##### TEXT BLOCK

Politicians, auto dealers, dot-coms and retailers have snagged much of the inventory, says Bruce Kuperschmid, president of Broadcast Time, a Lido Beach, N.Y., buyer that places 55% of its $25 million in billings on spot TV for clients such as Warner Books, Simon & Schuster and the Fashion Institute of Technology.
"It looks good if you're a station, not so good if you're a buyer," he says. "We find [big-ticket] markets we bought three or four months ago [that] when we go in now, it can be 50% to 70% higher. If you wait until the last minute, you'll get murdered."
DOT-COMS TAKE HITS
The only hope Mr. Kuperschmid sees for buyers is the chance that dot-coms, whose stocks took a hit in April, may cancel some of their buys. But "there will be enough of them that with everything else going on it will be a rough road ahead," with final cost increases more than 10% year-to-year.
Spot prices are on the rise, agrees John Heise, president-CEO of Petry Television, a division of Petry Media Corp., New York, which places more than $2 billion in ad time a year -- all spot -- for 225 clients. "Our increases will be double-digit the second half of the year based on Olympic revenue, political spending and dot-com in the top 10 to 20 markets.

##########
##### INPUT DATA

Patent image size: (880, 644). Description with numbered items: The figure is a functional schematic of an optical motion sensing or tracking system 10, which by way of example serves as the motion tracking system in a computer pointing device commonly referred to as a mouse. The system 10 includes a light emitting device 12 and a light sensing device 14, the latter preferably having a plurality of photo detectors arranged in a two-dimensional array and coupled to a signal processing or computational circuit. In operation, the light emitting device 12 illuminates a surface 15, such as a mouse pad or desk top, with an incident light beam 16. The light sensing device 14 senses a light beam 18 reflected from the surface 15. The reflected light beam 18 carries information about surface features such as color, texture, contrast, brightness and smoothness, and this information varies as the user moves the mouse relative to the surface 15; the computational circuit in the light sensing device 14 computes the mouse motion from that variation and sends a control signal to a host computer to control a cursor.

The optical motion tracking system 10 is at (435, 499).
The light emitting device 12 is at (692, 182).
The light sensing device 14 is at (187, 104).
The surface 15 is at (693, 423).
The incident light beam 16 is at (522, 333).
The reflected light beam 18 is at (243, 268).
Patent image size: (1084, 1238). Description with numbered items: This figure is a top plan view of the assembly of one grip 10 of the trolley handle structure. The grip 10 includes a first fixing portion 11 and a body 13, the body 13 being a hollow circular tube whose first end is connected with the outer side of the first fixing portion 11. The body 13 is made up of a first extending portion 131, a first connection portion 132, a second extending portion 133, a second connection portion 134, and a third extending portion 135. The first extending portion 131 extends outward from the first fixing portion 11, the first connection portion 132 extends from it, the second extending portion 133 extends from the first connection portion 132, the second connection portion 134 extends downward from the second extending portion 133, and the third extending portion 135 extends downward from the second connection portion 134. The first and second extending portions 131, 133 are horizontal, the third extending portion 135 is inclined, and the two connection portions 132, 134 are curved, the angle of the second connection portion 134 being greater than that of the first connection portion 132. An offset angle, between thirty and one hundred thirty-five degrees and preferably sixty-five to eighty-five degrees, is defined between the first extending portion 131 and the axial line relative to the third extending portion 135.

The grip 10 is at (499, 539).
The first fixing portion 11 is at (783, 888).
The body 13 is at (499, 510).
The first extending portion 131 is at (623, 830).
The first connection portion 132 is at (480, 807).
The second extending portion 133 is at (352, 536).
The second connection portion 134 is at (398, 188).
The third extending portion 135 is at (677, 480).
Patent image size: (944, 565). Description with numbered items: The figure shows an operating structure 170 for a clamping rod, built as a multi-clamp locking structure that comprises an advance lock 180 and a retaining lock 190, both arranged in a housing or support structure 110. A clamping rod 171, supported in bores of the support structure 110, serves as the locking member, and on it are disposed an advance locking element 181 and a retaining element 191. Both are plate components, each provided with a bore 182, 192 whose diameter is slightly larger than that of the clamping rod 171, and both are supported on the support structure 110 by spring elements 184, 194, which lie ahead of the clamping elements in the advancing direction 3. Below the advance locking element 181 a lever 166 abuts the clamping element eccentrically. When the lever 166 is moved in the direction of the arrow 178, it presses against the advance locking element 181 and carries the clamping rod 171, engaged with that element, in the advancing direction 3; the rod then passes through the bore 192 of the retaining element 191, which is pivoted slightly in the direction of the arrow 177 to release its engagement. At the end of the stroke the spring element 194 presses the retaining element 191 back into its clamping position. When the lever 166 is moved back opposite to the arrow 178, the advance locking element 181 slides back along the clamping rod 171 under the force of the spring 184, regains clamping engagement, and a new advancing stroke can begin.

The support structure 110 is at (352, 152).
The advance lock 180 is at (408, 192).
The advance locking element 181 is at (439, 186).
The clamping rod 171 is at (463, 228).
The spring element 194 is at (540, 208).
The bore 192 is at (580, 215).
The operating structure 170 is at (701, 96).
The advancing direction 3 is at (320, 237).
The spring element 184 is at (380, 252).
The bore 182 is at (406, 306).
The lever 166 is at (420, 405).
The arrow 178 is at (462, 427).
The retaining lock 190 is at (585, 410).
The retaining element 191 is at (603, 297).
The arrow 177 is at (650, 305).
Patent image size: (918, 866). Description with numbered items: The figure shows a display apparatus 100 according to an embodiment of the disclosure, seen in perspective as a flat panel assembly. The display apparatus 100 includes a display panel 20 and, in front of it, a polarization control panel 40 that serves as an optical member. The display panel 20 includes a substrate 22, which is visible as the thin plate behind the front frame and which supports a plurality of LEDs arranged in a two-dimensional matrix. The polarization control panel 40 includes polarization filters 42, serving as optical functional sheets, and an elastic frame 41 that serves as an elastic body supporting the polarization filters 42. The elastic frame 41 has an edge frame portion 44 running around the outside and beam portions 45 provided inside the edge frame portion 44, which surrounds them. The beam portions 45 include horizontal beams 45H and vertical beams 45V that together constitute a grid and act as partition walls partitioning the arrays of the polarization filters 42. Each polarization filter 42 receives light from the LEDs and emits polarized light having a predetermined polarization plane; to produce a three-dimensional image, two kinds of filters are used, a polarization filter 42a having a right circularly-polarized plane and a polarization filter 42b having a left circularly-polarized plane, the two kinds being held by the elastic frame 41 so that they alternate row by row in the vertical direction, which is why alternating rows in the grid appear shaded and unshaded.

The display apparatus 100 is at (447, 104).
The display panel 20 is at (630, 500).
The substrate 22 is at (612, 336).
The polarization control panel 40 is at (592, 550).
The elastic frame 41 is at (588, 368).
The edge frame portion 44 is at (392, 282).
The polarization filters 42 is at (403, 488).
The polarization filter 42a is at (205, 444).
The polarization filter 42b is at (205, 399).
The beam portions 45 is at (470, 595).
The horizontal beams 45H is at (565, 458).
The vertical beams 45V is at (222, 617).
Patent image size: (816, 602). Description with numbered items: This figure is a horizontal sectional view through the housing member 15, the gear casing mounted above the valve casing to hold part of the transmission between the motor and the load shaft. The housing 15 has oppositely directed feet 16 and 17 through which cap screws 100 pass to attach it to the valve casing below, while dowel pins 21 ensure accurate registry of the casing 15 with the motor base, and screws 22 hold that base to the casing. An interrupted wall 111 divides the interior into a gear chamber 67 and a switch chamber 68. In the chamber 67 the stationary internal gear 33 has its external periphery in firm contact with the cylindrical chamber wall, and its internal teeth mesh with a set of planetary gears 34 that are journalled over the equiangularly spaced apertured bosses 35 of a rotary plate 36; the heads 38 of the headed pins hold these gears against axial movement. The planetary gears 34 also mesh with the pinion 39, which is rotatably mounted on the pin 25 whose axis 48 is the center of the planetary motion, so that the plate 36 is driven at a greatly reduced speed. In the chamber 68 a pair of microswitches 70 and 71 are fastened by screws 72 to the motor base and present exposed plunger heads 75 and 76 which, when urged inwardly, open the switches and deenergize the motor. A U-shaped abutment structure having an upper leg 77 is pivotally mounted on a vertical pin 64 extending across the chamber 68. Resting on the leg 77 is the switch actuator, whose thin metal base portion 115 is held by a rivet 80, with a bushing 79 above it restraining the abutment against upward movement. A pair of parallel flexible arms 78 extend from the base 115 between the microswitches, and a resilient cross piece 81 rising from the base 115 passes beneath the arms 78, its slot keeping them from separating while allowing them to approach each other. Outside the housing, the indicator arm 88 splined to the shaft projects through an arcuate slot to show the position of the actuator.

##########

- [WORK ORDER]: Please resume the article on spot TV ad prices from its final sentence. The rows have nothing to do with the article on spot TV ad prices.

- [REPLY TO THE EXERCISE]:
"The automotive [sector] has been strong. We've seen the telcos spending money, retailers, and fast-food was up some."
What really has stations licking their lips, however, is the coming political season (see related story on Page S-38).
"They're saying [presidential candidates George W.] Bush and [Al] Gore are neck and neck. There is going to be spending," says Christina Mantoulides, senior VP-director, regional buying operations for TN Media, a unit of True North Communications in New York.
Politicians represented $400 million in purchase power during the 1996 cycle, says Ms. Mantoulides, who adds that this year should be even better and not just because campaigns have raised more money. "Advocacy groups should be a good source for local stations."
Abortion, gun control, tax issues and state initiatives will all drive spot TV spending upward, predicts Michael Hugger, president of Katz Media Group, New York.
"We're still saying it will be an 8%-to-10%-plus year. For some markets, it's going to exceed that, based on political revenue in the market."
The problem with political spending is it's not uniform, either among markets or dayparts, Ms. Mantoulides adds. "It's not in every market. It's not on every station. The politicians want a certain audience."
TARGET BIG MARKETS
While politicians spend most heavily for news programs in states with tight races, dot-com companies look for big markets and big audiences, says Mr. Hugger.
"We don't expect it to spread too much into medium and small markets. It's still mostly a major market phenomenon, and in selected markets. It's Washington, Seattle, San Francisco and New York, those are the major markets. Boston is heavy," also, he says.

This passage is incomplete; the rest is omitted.